What the exercise asks:
Write out the records beneath this line exactly as they appear, minus any images.

-- Begin Supplied information --

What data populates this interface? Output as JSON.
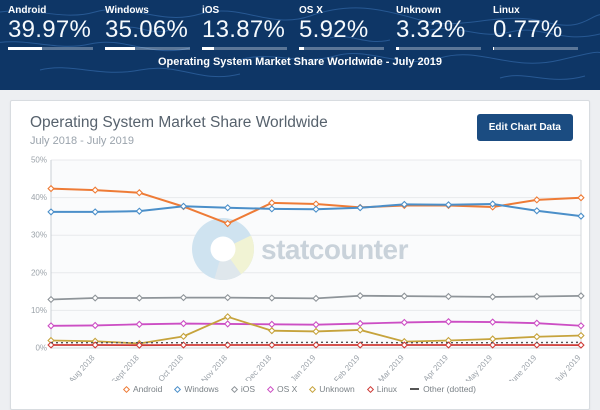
{
  "header": {
    "title": "Operating System Market Share Worldwide - July 2019",
    "stats": [
      {
        "label": "Android",
        "value": "39.97%",
        "pct": 39.97
      },
      {
        "label": "Windows",
        "value": "35.06%",
        "pct": 35.06
      },
      {
        "label": "iOS",
        "value": "13.87%",
        "pct": 13.87
      },
      {
        "label": "OS X",
        "value": "5.92%",
        "pct": 5.92
      },
      {
        "label": "Unknown",
        "value": "3.32%",
        "pct": 3.32
      },
      {
        "label": "Linux",
        "value": "0.77%",
        "pct": 0.77
      }
    ]
  },
  "card": {
    "title": "Operating System Market Share Worldwide",
    "subtitle": "July 2018 - July 2019",
    "edit_button": "Edit Chart Data"
  },
  "watermark": {
    "text": "statcounter"
  },
  "chart_data": {
    "type": "line",
    "title": "Operating System Market Share Worldwide",
    "subtitle": "July 2018 - July 2019",
    "x": [
      "July 2018",
      "Aug 2018",
      "Sept 2018",
      "Oct 2018",
      "Nov 2018",
      "Dec 2018",
      "Jan 2019",
      "Feb 2019",
      "Mar 2019",
      "Apr 2019",
      "May 2019",
      "June 2019",
      "July 2019"
    ],
    "x_tick_labels_shown": [
      "Aug 2018",
      "Sept 2018",
      "Oct 2018",
      "Nov 2018",
      "Dec 2018",
      "Jan 2019",
      "Feb 2019",
      "Mar 2019",
      "Apr 2019",
      "May 2019",
      "June 2019",
      "July 2019"
    ],
    "ylim": [
      0,
      50
    ],
    "yticks": [
      "0%",
      "10%",
      "20%",
      "30%",
      "40%",
      "50%"
    ],
    "grid": true,
    "legend_position": "bottom",
    "series": [
      {
        "name": "Android",
        "color": "#ee7b36",
        "style": "solid",
        "values": [
          42.4,
          42.0,
          41.3,
          37.6,
          33.1,
          38.6,
          38.3,
          37.4,
          37.9,
          37.9,
          37.5,
          39.4,
          39.97
        ]
      },
      {
        "name": "Windows",
        "color": "#4b8fc9",
        "style": "solid",
        "values": [
          36.2,
          36.2,
          36.4,
          37.7,
          37.3,
          37.0,
          36.9,
          37.3,
          38.2,
          38.1,
          38.3,
          36.5,
          35.06
        ]
      },
      {
        "name": "iOS",
        "color": "#8e9499",
        "style": "solid",
        "values": [
          12.9,
          13.3,
          13.3,
          13.4,
          13.4,
          13.3,
          13.2,
          13.9,
          13.8,
          13.7,
          13.6,
          13.7,
          13.87
        ]
      },
      {
        "name": "OS X",
        "color": "#cc4ec4",
        "style": "solid",
        "values": [
          5.9,
          6.0,
          6.3,
          6.5,
          6.4,
          6.3,
          6.2,
          6.5,
          6.8,
          7.0,
          6.9,
          6.6,
          5.92
        ]
      },
      {
        "name": "Unknown",
        "color": "#c6a33c",
        "style": "solid",
        "values": [
          2.0,
          1.8,
          1.2,
          3.1,
          8.3,
          4.6,
          4.4,
          4.8,
          1.7,
          2.0,
          2.4,
          3.0,
          3.32
        ]
      },
      {
        "name": "Linux",
        "color": "#ce3a36",
        "style": "solid",
        "values": [
          0.8,
          0.8,
          0.75,
          0.8,
          0.8,
          0.8,
          0.8,
          0.8,
          0.8,
          0.8,
          0.8,
          0.8,
          0.77
        ]
      },
      {
        "name": "Other (dotted)",
        "color": "#555555",
        "style": "dotted",
        "values": [
          1.4,
          1.4,
          1.4,
          1.4,
          1.4,
          1.45,
          1.5,
          1.5,
          1.4,
          1.4,
          1.4,
          1.45,
          1.5
        ]
      }
    ]
  },
  "colors": {
    "header_bg": "#0e3666",
    "map_line": "#2c5f9b",
    "button_bg": "#1b4c81",
    "grid_line": "#e8eaec",
    "axis_line": "#c9cfd4",
    "tick_text": "#9ba2a9",
    "watermark_text": "#c9d2da",
    "watermark_blue": "#cfe3f0",
    "watermark_yellow": "#f1f3d4",
    "watermark_gray": "#dfe7ec"
  }
}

-- End Supplied information --

Written response:
What data populates this interface? Output as JSON.
{
  "header": {
    "title": "Operating System Market Share Worldwide - July 2019",
    "stats": [
      {
        "label": "Android",
        "value": "39.97%",
        "pct": 39.97
      },
      {
        "label": "Windows",
        "value": "35.06%",
        "pct": 35.06
      },
      {
        "label": "iOS",
        "value": "13.87%",
        "pct": 13.87
      },
      {
        "label": "OS X",
        "value": "5.92%",
        "pct": 5.92
      },
      {
        "label": "Unknown",
        "value": "3.32%",
        "pct": 3.32
      },
      {
        "label": "Linux",
        "value": "0.77%",
        "pct": 0.77
      }
    ]
  },
  "card": {
    "title": "Operating System Market Share Worldwide",
    "subtitle": "July 2018 - July 2019",
    "edit_button": "Edit Chart Data"
  },
  "watermark": {
    "text": "statcounter"
  },
  "chart_data": {
    "type": "line",
    "title": "Operating System Market Share Worldwide",
    "subtitle": "July 2018 - July 2019",
    "x": [
      "July 2018",
      "Aug 2018",
      "Sept 2018",
      "Oct 2018",
      "Nov 2018",
      "Dec 2018",
      "Jan 2019",
      "Feb 2019",
      "Mar 2019",
      "Apr 2019",
      "May 2019",
      "June 2019",
      "July 2019"
    ],
    "x_tick_labels_shown": [
      "Aug 2018",
      "Sept 2018",
      "Oct 2018",
      "Nov 2018",
      "Dec 2018",
      "Jan 2019",
      "Feb 2019",
      "Mar 2019",
      "Apr 2019",
      "May 2019",
      "June 2019",
      "July 2019"
    ],
    "ylim": [
      0,
      50
    ],
    "yticks": [
      "0%",
      "10%",
      "20%",
      "30%",
      "40%",
      "50%"
    ],
    "grid": true,
    "legend_position": "bottom",
    "series": [
      {
        "name": "Android",
        "color": "#ee7b36",
        "style": "solid",
        "values": [
          42.4,
          42.0,
          41.3,
          37.6,
          33.1,
          38.6,
          38.3,
          37.4,
          37.9,
          37.9,
          37.5,
          39.4,
          39.97
        ]
      },
      {
        "name": "Windows",
        "color": "#4b8fc9",
        "style": "solid",
        "values": [
          36.2,
          36.2,
          36.4,
          37.7,
          37.3,
          37.0,
          36.9,
          37.3,
          38.2,
          38.1,
          38.3,
          36.5,
          35.06
        ]
      },
      {
        "name": "iOS",
        "color": "#8e9499",
        "style": "solid",
        "values": [
          12.9,
          13.3,
          13.3,
          13.4,
          13.4,
          13.3,
          13.2,
          13.9,
          13.8,
          13.7,
          13.6,
          13.7,
          13.87
        ]
      },
      {
        "name": "OS X",
        "color": "#cc4ec4",
        "style": "solid",
        "values": [
          5.9,
          6.0,
          6.3,
          6.5,
          6.4,
          6.3,
          6.2,
          6.5,
          6.8,
          7.0,
          6.9,
          6.6,
          5.92
        ]
      },
      {
        "name": "Unknown",
        "color": "#c6a33c",
        "style": "solid",
        "values": [
          2.0,
          1.8,
          1.2,
          3.1,
          8.3,
          4.6,
          4.4,
          4.8,
          1.7,
          2.0,
          2.4,
          3.0,
          3.32
        ]
      },
      {
        "name": "Linux",
        "color": "#ce3a36",
        "style": "solid",
        "values": [
          0.8,
          0.8,
          0.75,
          0.8,
          0.8,
          0.8,
          0.8,
          0.8,
          0.8,
          0.8,
          0.8,
          0.8,
          0.77
        ]
      },
      {
        "name": "Other (dotted)",
        "color": "#555555",
        "style": "dotted",
        "values": [
          1.4,
          1.4,
          1.4,
          1.4,
          1.4,
          1.45,
          1.5,
          1.5,
          1.4,
          1.4,
          1.4,
          1.45,
          1.5
        ]
      }
    ]
  },
  "colors": {
    "header_bg": "#0e3666",
    "map_line": "#2c5f9b",
    "button_bg": "#1b4c81",
    "grid_line": "#e8eaec",
    "axis_line": "#c9cfd4",
    "tick_text": "#9ba2a9",
    "watermark_text": "#c9d2da",
    "watermark_blue": "#cfe3f0",
    "watermark_yellow": "#f1f3d4",
    "watermark_gray": "#dfe7ec"
  }
}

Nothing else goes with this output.